• Short problem
Show every line containing "object" by copying it.

• Data supplied
****************

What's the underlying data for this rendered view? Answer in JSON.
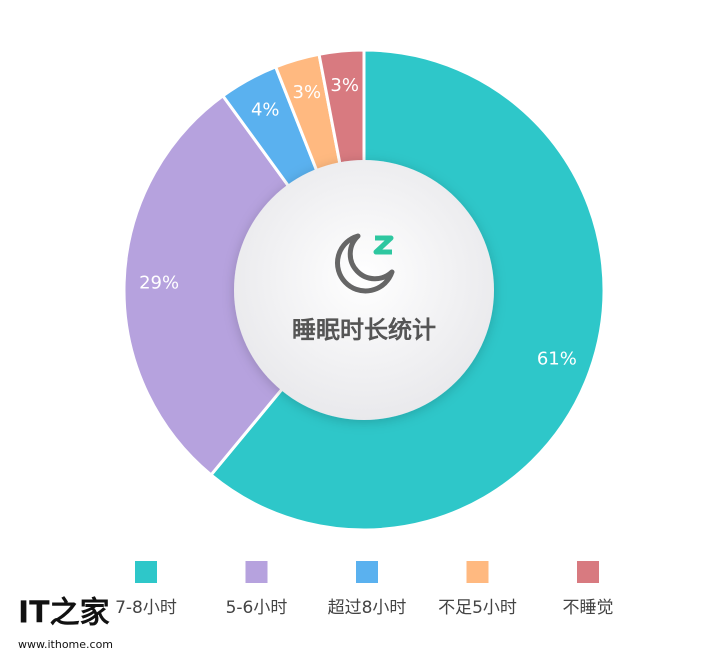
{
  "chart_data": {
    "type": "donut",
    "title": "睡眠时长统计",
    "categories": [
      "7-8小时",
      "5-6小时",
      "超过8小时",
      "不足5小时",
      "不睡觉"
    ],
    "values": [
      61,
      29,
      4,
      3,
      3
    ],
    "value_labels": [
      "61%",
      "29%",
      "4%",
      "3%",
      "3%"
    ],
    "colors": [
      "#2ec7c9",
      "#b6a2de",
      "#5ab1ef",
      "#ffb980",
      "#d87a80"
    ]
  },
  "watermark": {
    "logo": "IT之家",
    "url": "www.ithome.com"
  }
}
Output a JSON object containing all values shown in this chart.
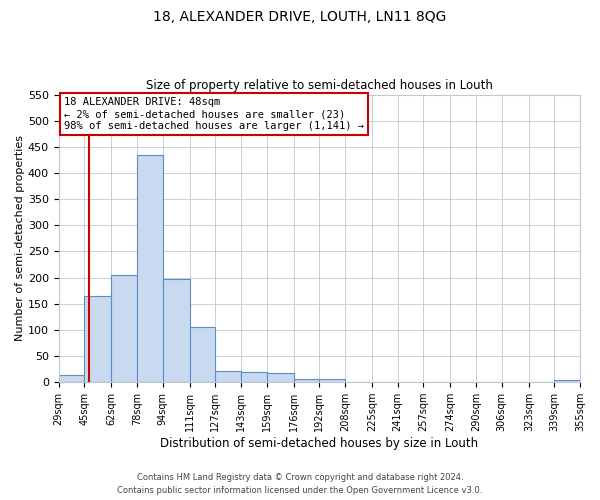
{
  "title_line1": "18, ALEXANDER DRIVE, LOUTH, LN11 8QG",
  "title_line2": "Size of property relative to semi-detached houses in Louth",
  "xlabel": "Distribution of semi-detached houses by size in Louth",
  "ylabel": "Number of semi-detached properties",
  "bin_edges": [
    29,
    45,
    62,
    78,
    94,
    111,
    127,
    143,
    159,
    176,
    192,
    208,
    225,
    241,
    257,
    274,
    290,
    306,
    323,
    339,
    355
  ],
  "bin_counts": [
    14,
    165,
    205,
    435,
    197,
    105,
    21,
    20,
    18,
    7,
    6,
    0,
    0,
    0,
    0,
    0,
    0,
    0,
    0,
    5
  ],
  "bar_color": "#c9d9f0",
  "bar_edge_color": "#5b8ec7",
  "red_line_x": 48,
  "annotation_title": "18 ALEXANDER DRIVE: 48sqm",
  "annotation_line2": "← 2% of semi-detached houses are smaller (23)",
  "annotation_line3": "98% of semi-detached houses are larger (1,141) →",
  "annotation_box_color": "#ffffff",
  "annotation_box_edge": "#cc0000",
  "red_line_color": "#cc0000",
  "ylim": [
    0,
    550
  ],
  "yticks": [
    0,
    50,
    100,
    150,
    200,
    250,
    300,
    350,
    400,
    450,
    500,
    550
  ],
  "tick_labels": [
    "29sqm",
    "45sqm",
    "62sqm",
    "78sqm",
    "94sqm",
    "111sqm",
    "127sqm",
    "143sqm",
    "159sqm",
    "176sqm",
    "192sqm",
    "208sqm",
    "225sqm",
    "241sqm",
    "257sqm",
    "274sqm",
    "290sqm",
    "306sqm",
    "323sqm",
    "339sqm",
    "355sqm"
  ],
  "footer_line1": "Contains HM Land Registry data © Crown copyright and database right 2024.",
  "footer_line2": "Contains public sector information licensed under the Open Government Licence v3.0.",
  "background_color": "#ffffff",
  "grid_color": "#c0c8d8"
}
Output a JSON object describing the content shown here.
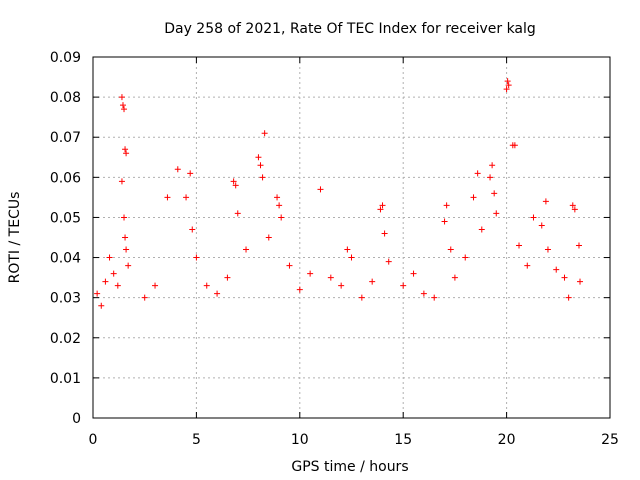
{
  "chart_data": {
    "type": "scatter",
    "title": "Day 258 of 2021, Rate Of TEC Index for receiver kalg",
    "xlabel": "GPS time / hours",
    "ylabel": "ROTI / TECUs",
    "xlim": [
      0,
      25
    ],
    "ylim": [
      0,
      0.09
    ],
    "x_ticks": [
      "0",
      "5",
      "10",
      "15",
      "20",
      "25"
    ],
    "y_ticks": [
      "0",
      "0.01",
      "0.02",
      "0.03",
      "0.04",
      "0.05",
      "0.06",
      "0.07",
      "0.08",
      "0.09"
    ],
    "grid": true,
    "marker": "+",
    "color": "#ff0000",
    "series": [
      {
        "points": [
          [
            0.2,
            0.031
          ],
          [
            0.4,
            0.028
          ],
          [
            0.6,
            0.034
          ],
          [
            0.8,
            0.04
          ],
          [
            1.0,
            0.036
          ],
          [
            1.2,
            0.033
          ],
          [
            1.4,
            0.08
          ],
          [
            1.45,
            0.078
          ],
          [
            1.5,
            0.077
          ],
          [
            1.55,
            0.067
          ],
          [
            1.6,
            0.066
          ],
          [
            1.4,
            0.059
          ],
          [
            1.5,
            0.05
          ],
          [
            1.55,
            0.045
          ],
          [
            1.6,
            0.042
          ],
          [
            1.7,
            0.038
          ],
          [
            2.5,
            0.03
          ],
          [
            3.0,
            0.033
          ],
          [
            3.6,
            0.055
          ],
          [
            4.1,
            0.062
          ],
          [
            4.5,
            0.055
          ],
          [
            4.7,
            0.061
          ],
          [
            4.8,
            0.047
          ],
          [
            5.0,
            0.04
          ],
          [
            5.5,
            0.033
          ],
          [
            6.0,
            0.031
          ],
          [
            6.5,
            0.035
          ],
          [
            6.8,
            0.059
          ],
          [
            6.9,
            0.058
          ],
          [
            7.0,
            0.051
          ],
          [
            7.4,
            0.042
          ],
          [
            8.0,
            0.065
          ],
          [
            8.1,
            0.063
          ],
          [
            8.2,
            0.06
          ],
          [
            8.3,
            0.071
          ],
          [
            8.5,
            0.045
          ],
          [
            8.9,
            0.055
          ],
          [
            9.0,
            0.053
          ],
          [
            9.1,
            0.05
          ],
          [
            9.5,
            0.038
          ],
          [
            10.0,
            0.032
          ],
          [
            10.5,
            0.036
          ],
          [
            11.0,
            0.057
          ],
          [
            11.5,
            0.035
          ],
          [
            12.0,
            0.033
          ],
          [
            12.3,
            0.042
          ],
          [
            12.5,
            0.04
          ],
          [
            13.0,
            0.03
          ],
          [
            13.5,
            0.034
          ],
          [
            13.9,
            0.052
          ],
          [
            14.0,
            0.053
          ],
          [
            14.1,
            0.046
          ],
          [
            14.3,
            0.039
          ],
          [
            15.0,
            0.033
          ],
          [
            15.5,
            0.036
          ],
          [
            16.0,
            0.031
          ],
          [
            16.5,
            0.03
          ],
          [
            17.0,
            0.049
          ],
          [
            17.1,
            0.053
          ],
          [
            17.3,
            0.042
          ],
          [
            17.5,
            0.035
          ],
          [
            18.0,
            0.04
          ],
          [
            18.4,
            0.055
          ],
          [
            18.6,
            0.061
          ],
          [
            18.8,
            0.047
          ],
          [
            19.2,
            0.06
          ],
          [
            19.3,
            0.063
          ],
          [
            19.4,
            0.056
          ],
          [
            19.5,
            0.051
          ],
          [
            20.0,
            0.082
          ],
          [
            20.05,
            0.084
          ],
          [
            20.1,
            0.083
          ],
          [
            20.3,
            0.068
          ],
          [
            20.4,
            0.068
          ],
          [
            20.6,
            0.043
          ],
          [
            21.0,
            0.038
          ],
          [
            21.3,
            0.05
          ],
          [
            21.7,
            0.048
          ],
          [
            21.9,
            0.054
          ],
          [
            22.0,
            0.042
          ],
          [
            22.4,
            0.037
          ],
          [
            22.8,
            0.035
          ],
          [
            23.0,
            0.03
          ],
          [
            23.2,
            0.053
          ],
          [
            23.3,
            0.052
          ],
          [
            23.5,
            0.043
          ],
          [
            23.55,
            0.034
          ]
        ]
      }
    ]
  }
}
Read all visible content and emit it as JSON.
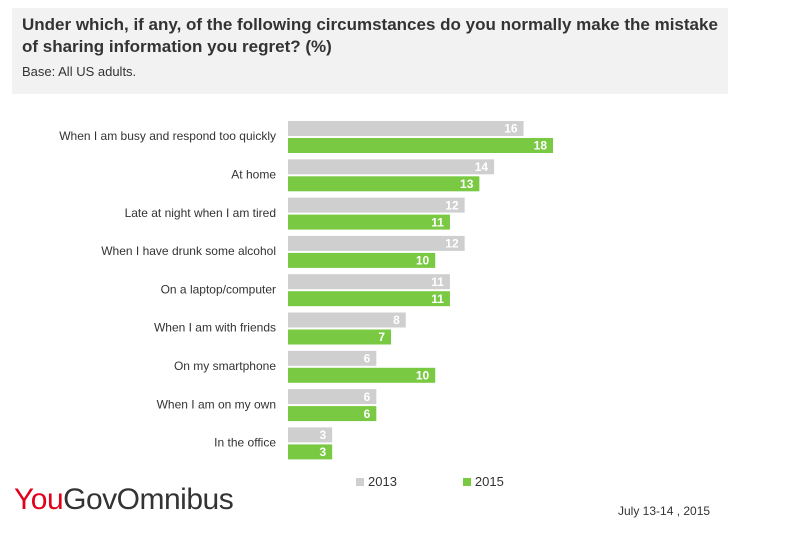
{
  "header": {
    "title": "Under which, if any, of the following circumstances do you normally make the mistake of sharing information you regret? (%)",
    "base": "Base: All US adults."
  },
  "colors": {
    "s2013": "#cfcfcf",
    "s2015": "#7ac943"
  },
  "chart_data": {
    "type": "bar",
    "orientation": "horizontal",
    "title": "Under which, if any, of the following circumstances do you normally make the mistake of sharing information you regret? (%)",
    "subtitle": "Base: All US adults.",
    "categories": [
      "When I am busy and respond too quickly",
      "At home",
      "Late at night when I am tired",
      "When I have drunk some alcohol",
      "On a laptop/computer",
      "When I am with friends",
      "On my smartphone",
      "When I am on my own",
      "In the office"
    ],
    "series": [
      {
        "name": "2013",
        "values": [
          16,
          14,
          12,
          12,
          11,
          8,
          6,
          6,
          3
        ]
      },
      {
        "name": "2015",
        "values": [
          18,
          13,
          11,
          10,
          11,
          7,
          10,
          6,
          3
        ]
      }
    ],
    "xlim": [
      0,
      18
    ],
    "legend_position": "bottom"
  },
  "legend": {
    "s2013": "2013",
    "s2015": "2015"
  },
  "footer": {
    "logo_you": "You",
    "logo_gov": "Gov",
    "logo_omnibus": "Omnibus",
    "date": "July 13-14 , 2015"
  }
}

****************

• Answer to the exercise
Output a JSON object containing all values shown in this chart.
Output a JSON object describing the content shown here.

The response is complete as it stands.